[Some records]
++++++++
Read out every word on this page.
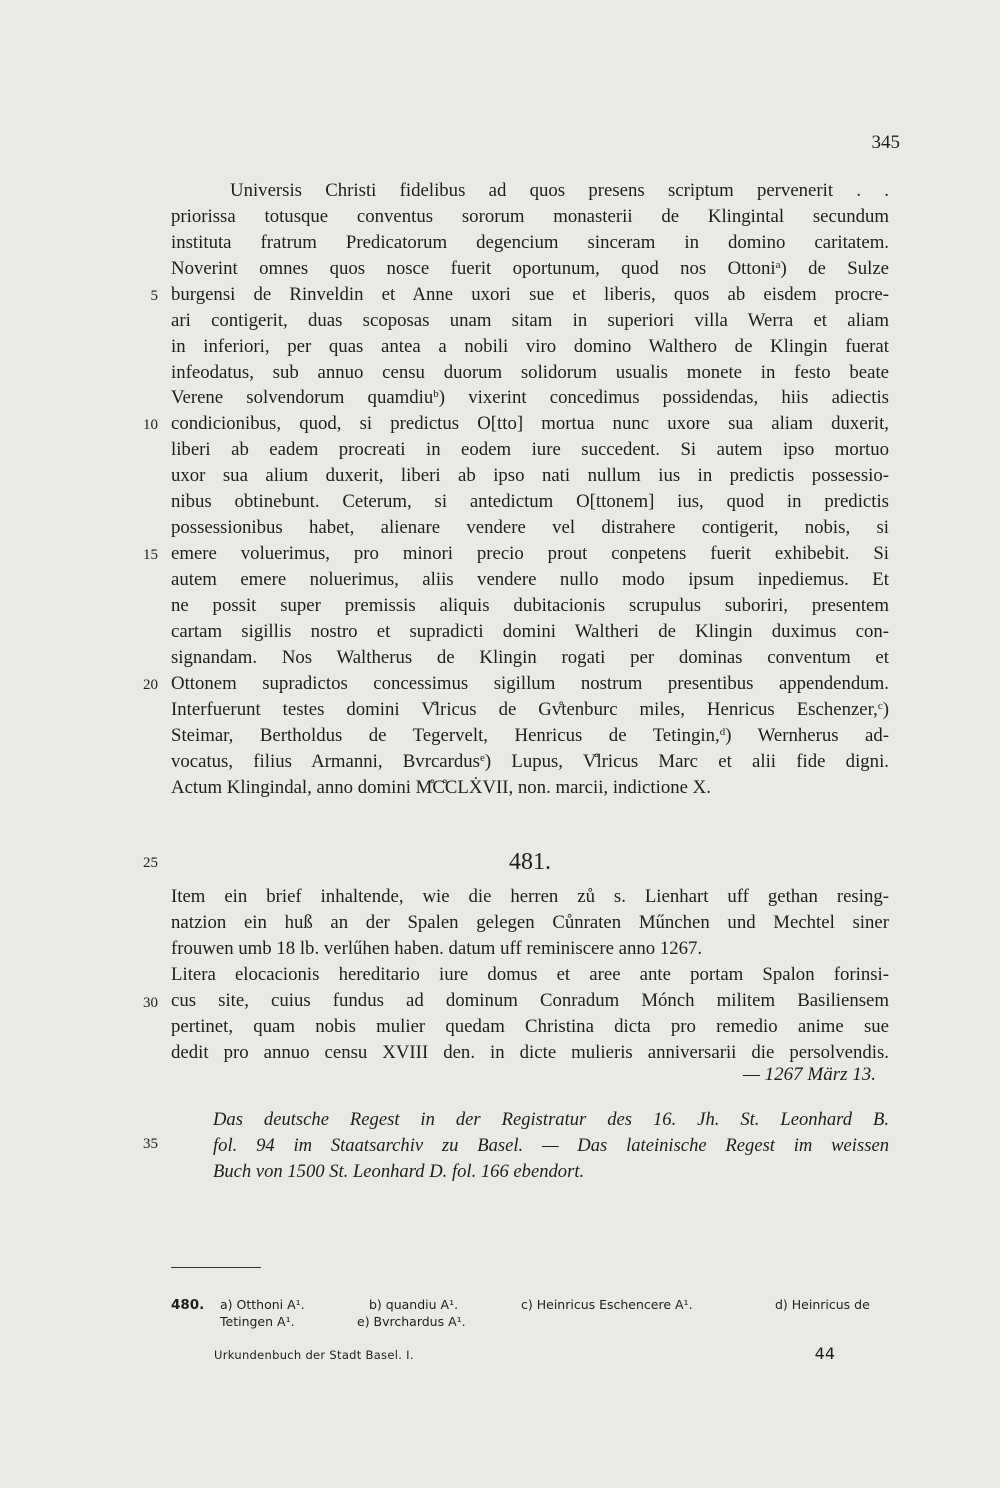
345
Universis Christi fidelibus ad quos presens scriptum pervenerit . .
priorissa totusque conventus sororum monasterii de Klingintal secundum
instituta fratrum Predicatorum degencium sinceram in domino caritatem.
Noverint omnes quos nosce fuerit oportunum, quod nos Ottoni$^a$) de Sulze
burgensi de Rinveldin et Anne uxori sue et liberis, quos ab eisdem procre-
ari contigerit, duas scoposas unam sitam in superiori villa Werra et aliam
in inferiori, per quas antea a nobili viro domino Walthero de Klingin fuerat
infeodatus, sub annuo censu duorum solidorum usualis monete in festo beate
Verene solvendorum quamdiu$^b$) vixerint concedimus possidendas, hiis adiectis
condicionibus, quod, si predictus O[tto] mortua nunc uxore sua aliam duxerit,
liberi ab eadem procreati in eodem iure succedent. Si autem ipso mortuo
uxor sua alium duxerit, liberi ab ipso nati nullum ius in predictis possessio-
nibus obtinebunt. Ceterum, si antedictum O[ttonem] ius, quod in predictis
possessionibus habet, alienare vendere vel distrahere contigerit, nobis, si
emere voluerimus, pro minori precio prout conpetens fuerit exhibebit. Si
autem emere noluerimus, aliis vendere nullo modo ipsum inpediemus. Et
ne possit super premissis aliquis dubitacionis scrupulus suboriri, presentem
cartam sigillis nostro et supradicti domini Waltheri de Klingin duximus con-
signandam. Nos Waltherus de Klingin rogati per dominas conventum et
Ottonem supradictos concessimus sigillum nostrum presentibus appendendum.
Interfuerunt testes domini V̊lricus de Gv̊tenburc miles, Henricus Eschenzer,$^c$)
Steimar, Bertholdus de Tegervelt, Henricus de Tetingin,$^d$) Wernherus ad-
vocatus, filius Armanni, Bvrcardus$^e$) Lupus, V̊lricus Marc et alii fide digni.
Actum Klingindal, anno domini M̊C̊CLẊVII, non. marcii, indictione X.
5
10
15
20
25
30
35
481.
Item ein brief inhaltende, wie die herren zů s. Lienhart uff gethan resing-
natzion ein huß an der Spalen gelegen Cůnraten Műnchen und Mechtel siner
frouwen umb 18 lb. verlűhen haben. datum uff reminiscere anno 1267.
Litera elocacionis hereditario iure domus et aree ante portam Spalon forinsi-
cus site, cuius fundus ad dominum Conradum Mónch militem Basiliensem
pertinet, quam nobis mulier quedam Christina dicta pro remedio anime sue
dedit pro annuo censu XVIII den. in dicte mulieris anniversarii die persolvendis.
— 1267 März 13.
Das deutsche Regest in der Registratur des 16. Jh. St. Leonhard B.
fol. 94 im Staatsarchiv zu Basel. — Das lateinische Regest im weissen
Buch von 1500 St. Leonhard D. fol. 166 ebendort.
480. a) Otthoni A¹.	b) quandiu A¹.	c) Heinricus Eschencere A¹.	d) Heinricus de
Tetingen A¹.	e) Bvrchardus A¹.
Urkundenbuch der Stadt Basel. I.	44
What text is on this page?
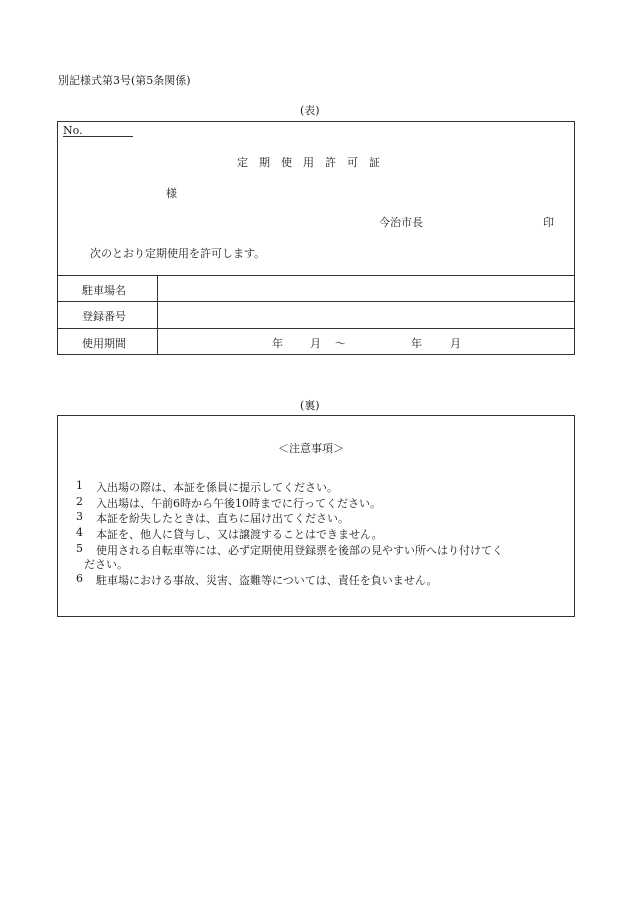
別記様式第3号(第5条関係)
(表)
No.
定期使用許可証
様
今治市長	印
次のとおり定期使用を許可します。
駐車場名
登録番号
使用期間	年 月 ～	年	月
(裏)
＜注意事項＞
1 入出場の際は、本証を係員に提示してください。
2 入出場は、午前6時から午後10時までに行ってください。
3 本証を紛失したときは、直ちに届け出てください。
4 本証を、他人に貸与し、又は譲渡することはできません。
5 使用される自転車等には、必ず定期使用登録票を後部の見やすい所へはり付けてく
ださい。
6 駐車場における事故、災害、盗難等については、責任を負いません。
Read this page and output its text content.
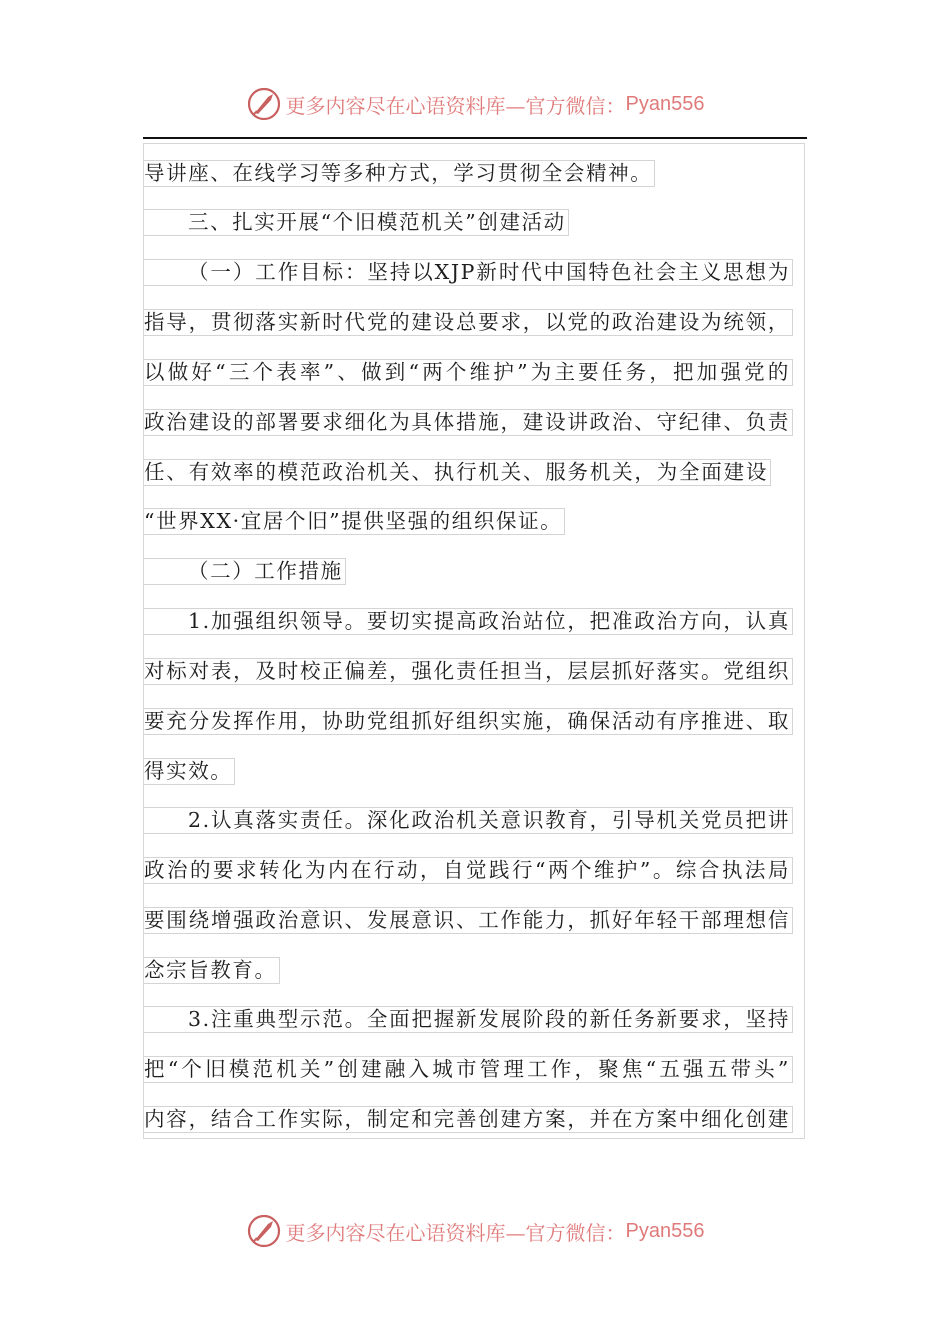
更多内容尽在心语资料库—官方微信： Pyan556
导讲座、在线学习等多种方式，学习贯彻全会精神。
三、扎实开展“个旧模范机关”创建活动
（一）工作目标：坚持以XJP新时代中国特色社会主义思想为
指导，贯彻落实新时代党的建设总要求，以党的政治建设为统领，
以做好“三个表率”、做到“两个维护”为主要任务，把加强党的
政治建设的部署要求细化为具体措施，建设讲政治、守纪律、负责
任、有效率的模范政治机关、执行机关、服务机关，为全面建设
“世界XX·宜居个旧”提供坚强的组织保证。
（二）工作措施
1.加强组织领导。要切实提高政治站位，把准政治方向，认真
对标对表，及时校正偏差，强化责任担当，层层抓好落实。党组织
要充分发挥作用，协助党组抓好组织实施，确保活动有序推进、取
得实效。
2.认真落实责任。深化政治机关意识教育，引导机关党员把讲
政治的要求转化为内在行动，自觉践行“两个维护”。综合执法局
要围绕增强政治意识、发展意识、工作能力，抓好年轻干部理想信
念宗旨教育。
3.注重典型示范。全面把握新发展阶段的新任务新要求，坚持
把“个旧模范机关”创建融入城市管理工作，聚焦“五强五带头”
内容，结合工作实际，制定和完善创建方案，并在方案中细化创建
更多内容尽在心语资料库—官方微信： Pyan556
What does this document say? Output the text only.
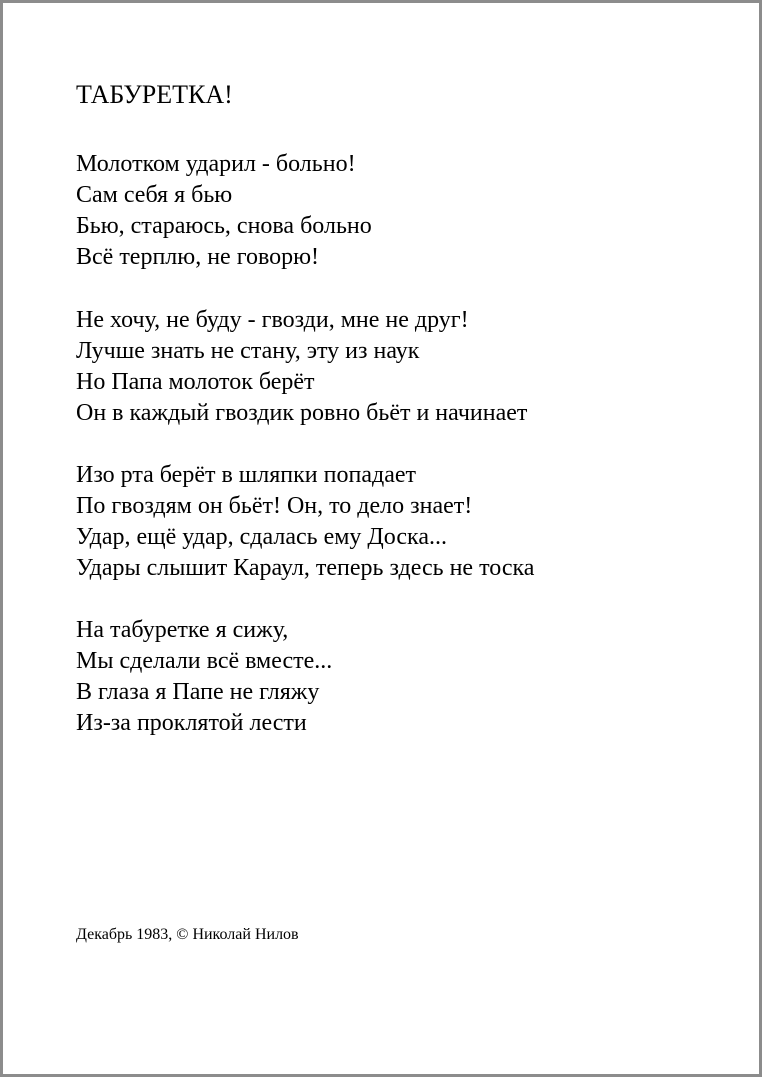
ТАБУРЕТКА!
Молотком ударил - больно!
Сам себя я бью
Бью, стараюсь, снова больно
Всё терплю, не говорю!
Не хочу, не буду - гвозди, мне не друг!
Лучше знать не стану, эту из наук
Но Папа молоток берёт
Он в каждый гвоздик ровно бьёт и начинает
Изо рта берёт в шляпки попадает
По гвоздям он бьёт! Он, то дело знает!
Удар, ещё удар, сдалась ему Доска...
Удары слышит Караул, теперь здесь не тоска
На табуретке я сижу,
Мы сделали всё вместе...
В глаза я Папе не гляжу
Из-за проклятой лести

Декабрь 1983, © Николай Нилов
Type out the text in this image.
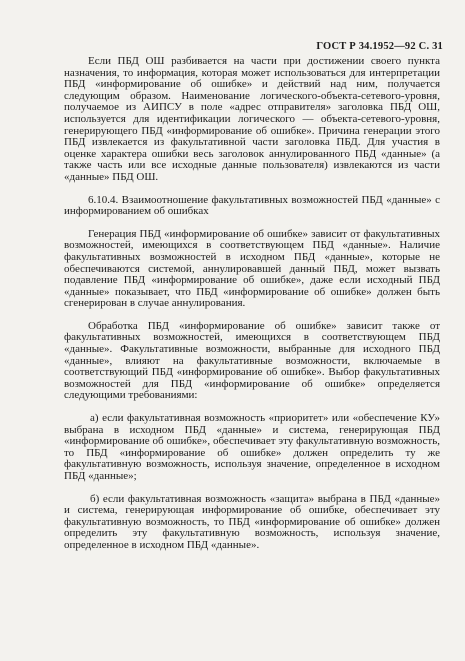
ГОСТ Р 34.1952—92 С. 31

Если ПБД ОШ разбивается на части при достижении своего пункта назначения, то информация, которая может использоваться для интерпретации ПБД «информирование об ошибке» и действий над ним, получается следующим образом. Наименование логического-объекта-сетевого-уровня, получаемое из АИПСУ в поле «адрес отправителя» заголовка ПБД ОШ, используется для идентификации логического — объекта-сетевого-уровня, генерирующего ПБД «информирование об ошибке». Причина генерации этого ПБД извлекается из факультативной части заголовка ПБД. Для участия в оценке характера ошибки весь заголовок аннулированного ПБД «данные» (а также часть или все исходные данные пользователя) извлекаются из части «данные» ПБД ОШ.

6.10.4. Взаимоотношение факультативных возможностей ПБД «данные» с информированием об ошибках

Генерация ПБД «информирование об ошибке» зависит от факультативных возможностей, имеющихся в соответствующем ПБД «данные». Наличие факультативных возможностей в исходном ПБД «данные», которые не обеспечиваются системой, аннулировавшей данный ПБД, может вызвать подавление ПБД «информирование об ошибке», даже если исходный ПБД «данные» показывает, что ПБД «информирование об ошибке» должен быть сгенерирован в случае аннулирования.

Обработка ПБД «информирование об ошибке» зависит также от факультативных возможностей, имеющихся в соответствующем ПБД «данные». Факультативные возможности, выбранные для исходного ПБД «данные», влияют на факультативные возможности, включаемые в соответствующий ПБД «информирование об ошибке». Выбор факультативных возможностей для ПБД «информирование об ошибке» определяется следующими требованиями:

а) если факультативная возможность «приоритет» или «обеспечение КУ» выбрана в исходном ПБД «данные» и система, генерирующая ПБД «информирование об ошибке», обеспечивает эту факультативную возможность, то ПБД «информирование об ошибке» должен определить ту же факультативную возможность, используя значение, определенное в исходном ПБД «данные»;

б) если факультативная возможность «защита» выбрана в ПБД «данные» и система, генерирующая информирование об ошибке, обеспечивает эту факультативную возможность, то ПБД «информирование об ошибке» должен определить эту факультативную возможность, используя значение, определенное в исходном ПБД «данные».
++++++++
Copy out all lines that carry the word "this".

▶ THE ANSWER:
Read out every word on this page.
What text is on this page?
Read this page and output its text content.
What does this document say? Output the text only.
Type out the text in this image.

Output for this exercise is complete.